TASK TO COMPLETE: Can you reproduce the data beneath, keeping every line exact?

====== AVAILABLE DATA

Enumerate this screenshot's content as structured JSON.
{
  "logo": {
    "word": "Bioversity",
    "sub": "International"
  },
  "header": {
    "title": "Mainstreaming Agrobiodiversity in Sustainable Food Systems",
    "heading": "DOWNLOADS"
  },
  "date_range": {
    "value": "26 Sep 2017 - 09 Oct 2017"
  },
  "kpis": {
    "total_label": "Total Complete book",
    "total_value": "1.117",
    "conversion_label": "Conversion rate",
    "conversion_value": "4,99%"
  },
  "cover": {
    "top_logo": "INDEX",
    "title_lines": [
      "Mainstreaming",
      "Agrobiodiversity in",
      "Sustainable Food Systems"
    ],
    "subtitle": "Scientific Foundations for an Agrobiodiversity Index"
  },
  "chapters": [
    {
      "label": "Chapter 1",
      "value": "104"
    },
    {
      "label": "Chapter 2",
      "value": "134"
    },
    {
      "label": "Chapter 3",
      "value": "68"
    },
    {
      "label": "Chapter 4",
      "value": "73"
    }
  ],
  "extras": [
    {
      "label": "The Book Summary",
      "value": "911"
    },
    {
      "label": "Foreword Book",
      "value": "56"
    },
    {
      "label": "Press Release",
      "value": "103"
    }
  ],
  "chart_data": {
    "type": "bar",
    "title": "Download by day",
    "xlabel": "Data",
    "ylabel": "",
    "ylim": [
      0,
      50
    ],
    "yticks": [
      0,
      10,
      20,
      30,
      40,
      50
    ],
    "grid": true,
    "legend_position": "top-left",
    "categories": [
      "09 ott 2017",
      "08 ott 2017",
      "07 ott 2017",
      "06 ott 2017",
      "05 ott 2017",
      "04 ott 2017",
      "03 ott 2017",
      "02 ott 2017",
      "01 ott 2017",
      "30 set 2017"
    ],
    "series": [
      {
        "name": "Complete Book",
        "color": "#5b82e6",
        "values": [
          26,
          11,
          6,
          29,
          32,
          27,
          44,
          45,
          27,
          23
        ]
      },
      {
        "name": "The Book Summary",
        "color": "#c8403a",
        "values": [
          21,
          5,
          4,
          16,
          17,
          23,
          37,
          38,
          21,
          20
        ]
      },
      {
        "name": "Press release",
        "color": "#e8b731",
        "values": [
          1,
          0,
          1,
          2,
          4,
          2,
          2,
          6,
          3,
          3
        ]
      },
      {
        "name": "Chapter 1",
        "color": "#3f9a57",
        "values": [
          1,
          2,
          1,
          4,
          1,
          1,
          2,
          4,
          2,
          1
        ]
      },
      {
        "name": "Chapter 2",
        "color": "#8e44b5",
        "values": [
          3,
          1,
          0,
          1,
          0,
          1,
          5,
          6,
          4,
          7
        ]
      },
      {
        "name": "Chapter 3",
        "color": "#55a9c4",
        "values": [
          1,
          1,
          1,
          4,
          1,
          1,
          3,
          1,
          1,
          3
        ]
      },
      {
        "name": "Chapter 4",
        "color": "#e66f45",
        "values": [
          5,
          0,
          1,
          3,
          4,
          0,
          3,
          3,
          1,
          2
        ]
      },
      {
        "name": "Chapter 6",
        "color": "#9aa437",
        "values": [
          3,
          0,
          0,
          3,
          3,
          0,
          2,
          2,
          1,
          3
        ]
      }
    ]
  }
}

============

SOLUTION:
Enumerate this screenshot's content as structured JSON.
{
  "logo": {
    "word": "Bioversity",
    "sub": "International"
  },
  "header": {
    "title": "Mainstreaming Agrobiodiversity in Sustainable Food Systems",
    "heading": "DOWNLOADS"
  },
  "date_range": {
    "value": "26 Sep 2017 - 09 Oct 2017"
  },
  "kpis": {
    "total_label": "Total Complete book",
    "total_value": "1.117",
    "conversion_label": "Conversion rate",
    "conversion_value": "4,99%"
  },
  "cover": {
    "top_logo": "INDEX",
    "title_lines": [
      "Mainstreaming",
      "Agrobiodiversity in",
      "Sustainable Food Systems"
    ],
    "subtitle": "Scientific Foundations for an Agrobiodiversity Index"
  },
  "chapters": [
    {
      "label": "Chapter 1",
      "value": "104"
    },
    {
      "label": "Chapter 2",
      "value": "134"
    },
    {
      "label": "Chapter 3",
      "value": "68"
    },
    {
      "label": "Chapter 4",
      "value": "73"
    }
  ],
  "extras": [
    {
      "label": "The Book Summary",
      "value": "911"
    },
    {
      "label": "Foreword Book",
      "value": "56"
    },
    {
      "label": "Press Release",
      "value": "103"
    }
  ],
  "chart_data": {
    "type": "bar",
    "title": "Download by day",
    "xlabel": "Data",
    "ylabel": "",
    "ylim": [
      0,
      50
    ],
    "yticks": [
      0,
      10,
      20,
      30,
      40,
      50
    ],
    "grid": true,
    "legend_position": "top-left",
    "categories": [
      "09 ott 2017",
      "08 ott 2017",
      "07 ott 2017",
      "06 ott 2017",
      "05 ott 2017",
      "04 ott 2017",
      "03 ott 2017",
      "02 ott 2017",
      "01 ott 2017",
      "30 set 2017"
    ],
    "series": [
      {
        "name": "Complete Book",
        "color": "#5b82e6",
        "values": [
          26,
          11,
          6,
          29,
          32,
          27,
          44,
          45,
          27,
          23
        ]
      },
      {
        "name": "The Book Summary",
        "color": "#c8403a",
        "values": [
          21,
          5,
          4,
          16,
          17,
          23,
          37,
          38,
          21,
          20
        ]
      },
      {
        "name": "Press release",
        "color": "#e8b731",
        "values": [
          1,
          0,
          1,
          2,
          4,
          2,
          2,
          6,
          3,
          3
        ]
      },
      {
        "name": "Chapter 1",
        "color": "#3f9a57",
        "values": [
          1,
          2,
          1,
          4,
          1,
          1,
          2,
          4,
          2,
          1
        ]
      },
      {
        "name": "Chapter 2",
        "color": "#8e44b5",
        "values": [
          3,
          1,
          0,
          1,
          0,
          1,
          5,
          6,
          4,
          7
        ]
      },
      {
        "name": "Chapter 3",
        "color": "#55a9c4",
        "values": [
          1,
          1,
          1,
          4,
          1,
          1,
          3,
          1,
          1,
          3
        ]
      },
      {
        "name": "Chapter 4",
        "color": "#e66f45",
        "values": [
          5,
          0,
          1,
          3,
          4,
          0,
          3,
          3,
          1,
          2
        ]
      },
      {
        "name": "Chapter 6",
        "color": "#9aa437",
        "values": [
          3,
          0,
          0,
          3,
          3,
          0,
          2,
          2,
          1,
          3
        ]
      }
    ]
  }
}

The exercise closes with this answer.